** WHAT THE TASK ASKS **
Search the listing for the string "Fusce" and copy every line that contains it.

** MATERIAL PROVIDED **

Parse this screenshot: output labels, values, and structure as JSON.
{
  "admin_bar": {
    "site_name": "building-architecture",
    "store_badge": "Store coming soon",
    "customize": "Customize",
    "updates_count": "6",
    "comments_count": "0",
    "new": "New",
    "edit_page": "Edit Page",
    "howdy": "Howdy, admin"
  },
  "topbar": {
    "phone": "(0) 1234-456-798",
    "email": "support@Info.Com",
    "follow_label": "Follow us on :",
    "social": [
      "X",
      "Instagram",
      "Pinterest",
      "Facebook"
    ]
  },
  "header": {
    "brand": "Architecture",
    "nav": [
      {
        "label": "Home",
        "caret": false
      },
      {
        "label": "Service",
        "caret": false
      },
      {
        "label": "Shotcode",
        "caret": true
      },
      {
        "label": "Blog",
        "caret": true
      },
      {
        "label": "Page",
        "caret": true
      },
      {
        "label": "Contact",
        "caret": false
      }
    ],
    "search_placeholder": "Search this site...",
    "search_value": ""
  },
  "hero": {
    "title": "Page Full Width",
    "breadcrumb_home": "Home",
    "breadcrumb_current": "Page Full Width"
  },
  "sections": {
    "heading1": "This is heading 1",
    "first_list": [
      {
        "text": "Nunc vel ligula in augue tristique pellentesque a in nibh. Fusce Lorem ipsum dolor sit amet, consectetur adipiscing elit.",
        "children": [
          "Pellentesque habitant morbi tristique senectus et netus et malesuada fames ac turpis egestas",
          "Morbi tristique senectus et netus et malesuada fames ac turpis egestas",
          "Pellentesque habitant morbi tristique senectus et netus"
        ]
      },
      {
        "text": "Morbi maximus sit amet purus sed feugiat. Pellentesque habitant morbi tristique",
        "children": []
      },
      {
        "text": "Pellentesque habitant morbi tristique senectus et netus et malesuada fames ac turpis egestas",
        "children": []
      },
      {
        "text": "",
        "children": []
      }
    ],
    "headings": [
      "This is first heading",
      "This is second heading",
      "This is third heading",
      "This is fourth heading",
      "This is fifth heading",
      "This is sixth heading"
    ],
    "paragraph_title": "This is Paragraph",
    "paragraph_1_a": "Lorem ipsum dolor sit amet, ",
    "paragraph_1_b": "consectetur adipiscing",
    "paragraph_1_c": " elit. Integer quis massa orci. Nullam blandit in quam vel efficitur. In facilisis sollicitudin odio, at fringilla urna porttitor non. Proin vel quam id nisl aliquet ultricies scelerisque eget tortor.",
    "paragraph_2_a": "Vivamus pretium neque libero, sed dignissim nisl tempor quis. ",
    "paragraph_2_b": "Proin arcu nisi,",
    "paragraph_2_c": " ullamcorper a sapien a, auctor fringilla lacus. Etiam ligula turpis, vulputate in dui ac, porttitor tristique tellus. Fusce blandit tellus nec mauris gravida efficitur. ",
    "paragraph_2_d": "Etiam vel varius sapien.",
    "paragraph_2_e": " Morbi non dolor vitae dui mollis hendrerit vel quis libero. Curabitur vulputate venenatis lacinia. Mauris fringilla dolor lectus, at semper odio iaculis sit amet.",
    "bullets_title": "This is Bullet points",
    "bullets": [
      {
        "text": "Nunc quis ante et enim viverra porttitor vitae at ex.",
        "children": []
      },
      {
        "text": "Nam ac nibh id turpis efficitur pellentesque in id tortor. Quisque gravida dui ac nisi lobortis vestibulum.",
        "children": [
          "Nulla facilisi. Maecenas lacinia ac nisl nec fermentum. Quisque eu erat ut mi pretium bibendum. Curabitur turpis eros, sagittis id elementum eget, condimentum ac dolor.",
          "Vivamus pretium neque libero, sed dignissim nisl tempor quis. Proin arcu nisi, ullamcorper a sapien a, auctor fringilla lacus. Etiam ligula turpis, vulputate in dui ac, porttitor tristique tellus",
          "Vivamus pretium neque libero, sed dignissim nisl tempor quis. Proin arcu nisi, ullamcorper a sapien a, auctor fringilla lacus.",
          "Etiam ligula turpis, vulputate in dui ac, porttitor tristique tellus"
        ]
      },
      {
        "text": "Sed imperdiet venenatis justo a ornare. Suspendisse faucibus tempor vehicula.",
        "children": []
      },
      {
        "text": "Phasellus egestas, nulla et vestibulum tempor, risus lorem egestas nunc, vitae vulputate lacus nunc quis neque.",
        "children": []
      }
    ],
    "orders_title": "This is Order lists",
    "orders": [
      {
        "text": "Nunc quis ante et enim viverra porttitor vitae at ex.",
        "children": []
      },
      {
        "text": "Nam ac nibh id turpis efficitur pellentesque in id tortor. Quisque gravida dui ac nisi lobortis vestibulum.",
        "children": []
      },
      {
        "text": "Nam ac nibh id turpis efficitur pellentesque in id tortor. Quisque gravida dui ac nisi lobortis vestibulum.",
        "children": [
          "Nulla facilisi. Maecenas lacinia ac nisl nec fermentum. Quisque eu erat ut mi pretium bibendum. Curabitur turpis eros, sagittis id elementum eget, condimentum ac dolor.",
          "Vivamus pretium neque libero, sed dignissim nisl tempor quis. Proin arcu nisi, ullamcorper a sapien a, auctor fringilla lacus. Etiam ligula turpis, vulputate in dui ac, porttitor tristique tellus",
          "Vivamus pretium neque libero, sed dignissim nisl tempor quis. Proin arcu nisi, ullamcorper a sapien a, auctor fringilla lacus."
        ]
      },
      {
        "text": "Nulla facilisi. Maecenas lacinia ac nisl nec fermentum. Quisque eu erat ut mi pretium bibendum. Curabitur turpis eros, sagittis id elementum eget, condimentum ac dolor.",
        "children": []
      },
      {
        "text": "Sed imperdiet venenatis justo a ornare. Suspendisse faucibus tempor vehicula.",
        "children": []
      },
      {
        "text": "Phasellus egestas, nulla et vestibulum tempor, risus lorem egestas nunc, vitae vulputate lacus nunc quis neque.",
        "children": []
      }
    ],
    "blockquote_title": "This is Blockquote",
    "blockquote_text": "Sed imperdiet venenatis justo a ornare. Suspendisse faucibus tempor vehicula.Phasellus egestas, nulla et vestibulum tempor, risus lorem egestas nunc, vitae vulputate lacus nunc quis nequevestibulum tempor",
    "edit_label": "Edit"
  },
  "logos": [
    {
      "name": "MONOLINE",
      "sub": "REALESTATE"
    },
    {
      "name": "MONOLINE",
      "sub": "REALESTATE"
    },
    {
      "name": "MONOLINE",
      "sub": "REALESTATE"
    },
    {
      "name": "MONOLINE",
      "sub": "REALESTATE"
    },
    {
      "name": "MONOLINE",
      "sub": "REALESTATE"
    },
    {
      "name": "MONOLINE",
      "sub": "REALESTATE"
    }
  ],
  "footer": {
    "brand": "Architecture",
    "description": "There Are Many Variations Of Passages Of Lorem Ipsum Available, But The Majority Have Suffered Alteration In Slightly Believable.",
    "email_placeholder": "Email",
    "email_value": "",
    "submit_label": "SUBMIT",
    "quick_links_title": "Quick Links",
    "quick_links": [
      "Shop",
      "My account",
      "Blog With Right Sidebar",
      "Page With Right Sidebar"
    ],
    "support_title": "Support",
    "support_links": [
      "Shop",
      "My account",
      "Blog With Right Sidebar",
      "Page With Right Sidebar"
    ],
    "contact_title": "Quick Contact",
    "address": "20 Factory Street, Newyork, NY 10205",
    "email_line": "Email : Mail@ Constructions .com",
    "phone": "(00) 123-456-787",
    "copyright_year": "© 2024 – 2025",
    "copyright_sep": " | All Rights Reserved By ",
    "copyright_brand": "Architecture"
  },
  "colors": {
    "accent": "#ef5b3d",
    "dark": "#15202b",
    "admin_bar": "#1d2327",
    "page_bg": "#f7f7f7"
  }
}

** FINAL RESULT **
        "text": "Nunc vel ligula in augue tristique pellentesque a in nibh. Fusce Lorem ipsum dolor sit amet, consectetur adipiscing elit.",
    "paragraph_2_c": " ullamcorper a sapien a, auctor fringilla lacus. Etiam ligula turpis, vulputate in dui ac, porttitor tristique tellus. Fusce blandit tellus nec mauris gravida efficitur. ",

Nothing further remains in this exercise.